Rows from a dataset:
*-*-*
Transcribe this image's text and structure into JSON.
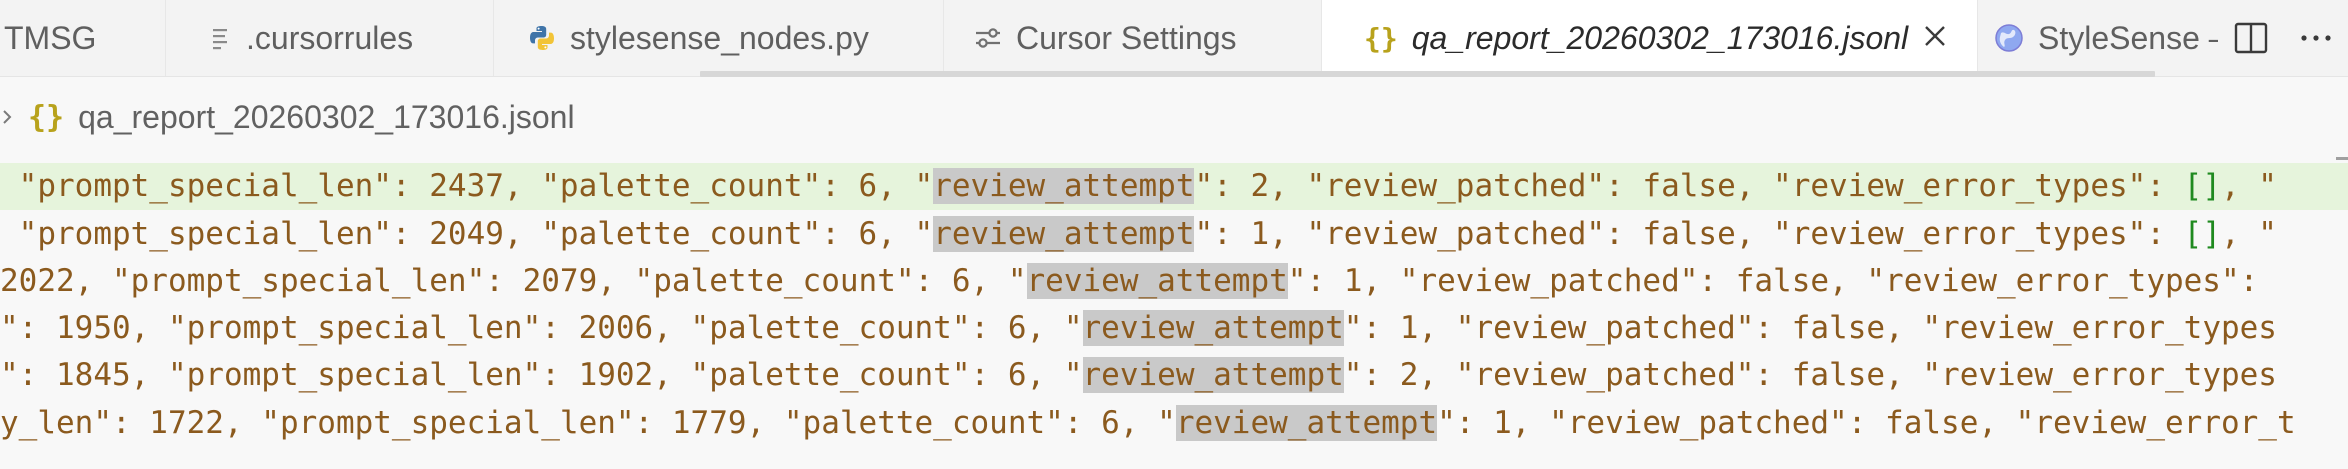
{
  "tabs": [
    {
      "label": "TMSG",
      "icon": "none"
    },
    {
      "label": ".cursorrules",
      "icon": "lines-file-icon"
    },
    {
      "label": "stylesense_nodes.py",
      "icon": "python-icon"
    },
    {
      "label": "Cursor Settings",
      "icon": "settings-sliders-icon"
    },
    {
      "label": "qa_report_20260302_173016.jsonl",
      "icon": "json-braces-icon",
      "active": true
    },
    {
      "label": "StyleSense –",
      "icon": "globe-icon"
    }
  ],
  "breadcrumb": {
    "icon_text": "{}",
    "file": "qa_report_20260302_173016.jsonl"
  },
  "editor": {
    "lines": [
      {
        "current": true,
        "parts": [
          {
            "t": " \"prompt_special_len\": 2437, \"palette_count\": 6, \""
          },
          {
            "t": "review_attempt",
            "hl": true
          },
          {
            "t": "\": 2, \"review_patched\": false, \"review_error_types\": "
          },
          {
            "t": "[]",
            "cls": "br"
          },
          {
            "t": ", \""
          }
        ]
      },
      {
        "parts": [
          {
            "t": " \"prompt_special_len\": 2049, \"palette_count\": 6, \""
          },
          {
            "t": "review_attempt",
            "hl": true
          },
          {
            "t": "\": 1, \"review_patched\": false, \"review_error_types\": "
          },
          {
            "t": "[]",
            "cls": "br"
          },
          {
            "t": ", \""
          }
        ]
      },
      {
        "parts": [
          {
            "t": "2022, \"prompt_special_len\": 2079, \"palette_count\": 6, \""
          },
          {
            "t": "review_attempt",
            "hl": true
          },
          {
            "t": "\": 1, \"review_patched\": false, \"review_error_types\": "
          }
        ]
      },
      {
        "parts": [
          {
            "t": "\": 1950, \"prompt_special_len\": 2006, \"palette_count\": 6, \""
          },
          {
            "t": "review_attempt",
            "hl": true
          },
          {
            "t": "\": 1, \"review_patched\": false, \"review_error_types"
          }
        ]
      },
      {
        "parts": [
          {
            "t": "\": 1845, \"prompt_special_len\": 1902, \"palette_count\": 6, \""
          },
          {
            "t": "review_attempt",
            "hl": true
          },
          {
            "t": "\": 2, \"review_patched\": false, \"review_error_types"
          }
        ]
      },
      {
        "parts": [
          {
            "t": "y_len\": 1722, \"prompt_special_len\": 1779, \"palette_count\": 6, \""
          },
          {
            "t": "review_attempt",
            "hl": true
          },
          {
            "t": "\": 1, \"review_patched\": false, \"review_error_t"
          }
        ]
      }
    ]
  }
}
*-*-*
__EXERCISE DESCRIPTION__
Exclude all images and restate the records above word for word.

__RESULT OF THIS TASK__
Transcribe this image's text and structure into JSON.
{
  "tabs": [
    {
      "label": "TMSG",
      "icon": "none"
    },
    {
      "label": ".cursorrules",
      "icon": "lines-file-icon"
    },
    {
      "label": "stylesense_nodes.py",
      "icon": "python-icon"
    },
    {
      "label": "Cursor Settings",
      "icon": "settings-sliders-icon"
    },
    {
      "label": "qa_report_20260302_173016.jsonl",
      "icon": "json-braces-icon",
      "active": true
    },
    {
      "label": "StyleSense –",
      "icon": "globe-icon"
    }
  ],
  "breadcrumb": {
    "icon_text": "{}",
    "file": "qa_report_20260302_173016.jsonl"
  },
  "editor": {
    "lines": [
      {
        "current": true,
        "parts": [
          {
            "t": " \"prompt_special_len\": 2437, \"palette_count\": 6, \""
          },
          {
            "t": "review_attempt",
            "hl": true
          },
          {
            "t": "\": 2, \"review_patched\": false, \"review_error_types\": "
          },
          {
            "t": "[]",
            "cls": "br"
          },
          {
            "t": ", \""
          }
        ]
      },
      {
        "parts": [
          {
            "t": " \"prompt_special_len\": 2049, \"palette_count\": 6, \""
          },
          {
            "t": "review_attempt",
            "hl": true
          },
          {
            "t": "\": 1, \"review_patched\": false, \"review_error_types\": "
          },
          {
            "t": "[]",
            "cls": "br"
          },
          {
            "t": ", \""
          }
        ]
      },
      {
        "parts": [
          {
            "t": "2022, \"prompt_special_len\": 2079, \"palette_count\": 6, \""
          },
          {
            "t": "review_attempt",
            "hl": true
          },
          {
            "t": "\": 1, \"review_patched\": false, \"review_error_types\": "
          }
        ]
      },
      {
        "parts": [
          {
            "t": "\": 1950, \"prompt_special_len\": 2006, \"palette_count\": 6, \""
          },
          {
            "t": "review_attempt",
            "hl": true
          },
          {
            "t": "\": 1, \"review_patched\": false, \"review_error_types"
          }
        ]
      },
      {
        "parts": [
          {
            "t": "\": 1845, \"prompt_special_len\": 1902, \"palette_count\": 6, \""
          },
          {
            "t": "review_attempt",
            "hl": true
          },
          {
            "t": "\": 2, \"review_patched\": false, \"review_error_types"
          }
        ]
      },
      {
        "parts": [
          {
            "t": "y_len\": 1722, \"prompt_special_len\": 1779, \"palette_count\": 6, \""
          },
          {
            "t": "review_attempt",
            "hl": true
          },
          {
            "t": "\": 1, \"review_patched\": false, \"review_error_t"
          }
        ]
      }
    ]
  }
}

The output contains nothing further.